* **TEXTE FOURNI**:
CA Toulouse, 3e ch. corr., 1 mars 2001, n° 00-00811

TOULOUSE

Arrêt

Confirmation

COMPOSITION DE LA JURIDICTION

Président :

M. Selmes

Substitut général :

M. Chazottes

Conseillers :

M. Lamant, Mme Baby

Avocat :

Me Gaillard

CA Toulouse n° 00-00811

1 mars 2001

Rappel de la procédure :

Le jugement :

Le tribunal, par jugement en date du 11 septembre 2000, a déclaré Stéphanie B coupable de :

* tromperie sur la nature, la qualité, l'origine ou la quantité d'une marchandise, le 26 octobre 1998, à Colomiers, infraction prévue par l'article L. 213-1 du Code de la consommation et réprimée par les articles L. 213-1, L. 216-2, L. 216-3 du Code de la consommation

Et, en application de ces articles, l'a condamnée à :

* 10 000 F d'amende, publication dans la Dépêche du Midi, édition de Toulouse, La Montagne, édition de Brive (coût maximum 3 000 F chacune).

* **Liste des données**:

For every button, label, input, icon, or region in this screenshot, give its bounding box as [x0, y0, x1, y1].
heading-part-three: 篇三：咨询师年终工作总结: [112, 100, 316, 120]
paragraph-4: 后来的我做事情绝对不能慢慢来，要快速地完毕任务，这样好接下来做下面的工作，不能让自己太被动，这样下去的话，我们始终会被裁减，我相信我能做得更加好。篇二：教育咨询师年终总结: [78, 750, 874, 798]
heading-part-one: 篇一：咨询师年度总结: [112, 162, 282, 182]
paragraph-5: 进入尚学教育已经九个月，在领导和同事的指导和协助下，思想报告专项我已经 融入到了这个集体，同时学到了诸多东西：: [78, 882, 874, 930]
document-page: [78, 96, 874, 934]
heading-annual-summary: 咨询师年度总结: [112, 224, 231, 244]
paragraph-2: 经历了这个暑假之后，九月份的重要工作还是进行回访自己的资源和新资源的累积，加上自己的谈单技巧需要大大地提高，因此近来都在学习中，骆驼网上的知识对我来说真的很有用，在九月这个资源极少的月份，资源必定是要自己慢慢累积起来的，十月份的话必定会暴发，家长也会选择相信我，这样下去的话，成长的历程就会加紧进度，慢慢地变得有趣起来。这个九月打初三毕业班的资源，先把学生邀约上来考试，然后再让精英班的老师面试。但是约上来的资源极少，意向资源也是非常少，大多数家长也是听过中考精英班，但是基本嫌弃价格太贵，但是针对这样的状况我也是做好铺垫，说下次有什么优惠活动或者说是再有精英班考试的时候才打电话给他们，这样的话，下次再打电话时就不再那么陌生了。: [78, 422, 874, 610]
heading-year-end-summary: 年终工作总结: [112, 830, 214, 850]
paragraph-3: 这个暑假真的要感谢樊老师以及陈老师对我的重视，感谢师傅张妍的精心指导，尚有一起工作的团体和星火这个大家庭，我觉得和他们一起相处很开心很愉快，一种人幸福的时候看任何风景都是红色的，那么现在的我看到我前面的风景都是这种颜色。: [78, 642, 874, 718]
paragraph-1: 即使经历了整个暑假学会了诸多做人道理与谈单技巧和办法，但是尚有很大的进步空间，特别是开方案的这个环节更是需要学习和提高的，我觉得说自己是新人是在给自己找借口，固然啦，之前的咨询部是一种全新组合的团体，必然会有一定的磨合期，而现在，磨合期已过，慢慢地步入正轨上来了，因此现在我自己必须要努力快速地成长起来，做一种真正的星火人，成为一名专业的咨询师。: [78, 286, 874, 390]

* **CONSIGNE**: Recopiez fidèlement le passage de l'arrêt de la cour d'appel de Toulouse qui commence par « Et, en application » et se poursuit jusqu'à « 000 F chacune). ». Les enregistrements sont sans rapport avec le texte.

* **RÉPONSE**:
Et, en application de ces articles, l'a condamnée à :

* 10 000 F d'amende, publication dans la Dépêche du Midi, édition de Toulouse, La Montagne, édition de Brive (coût maximum 3 000 F chacune).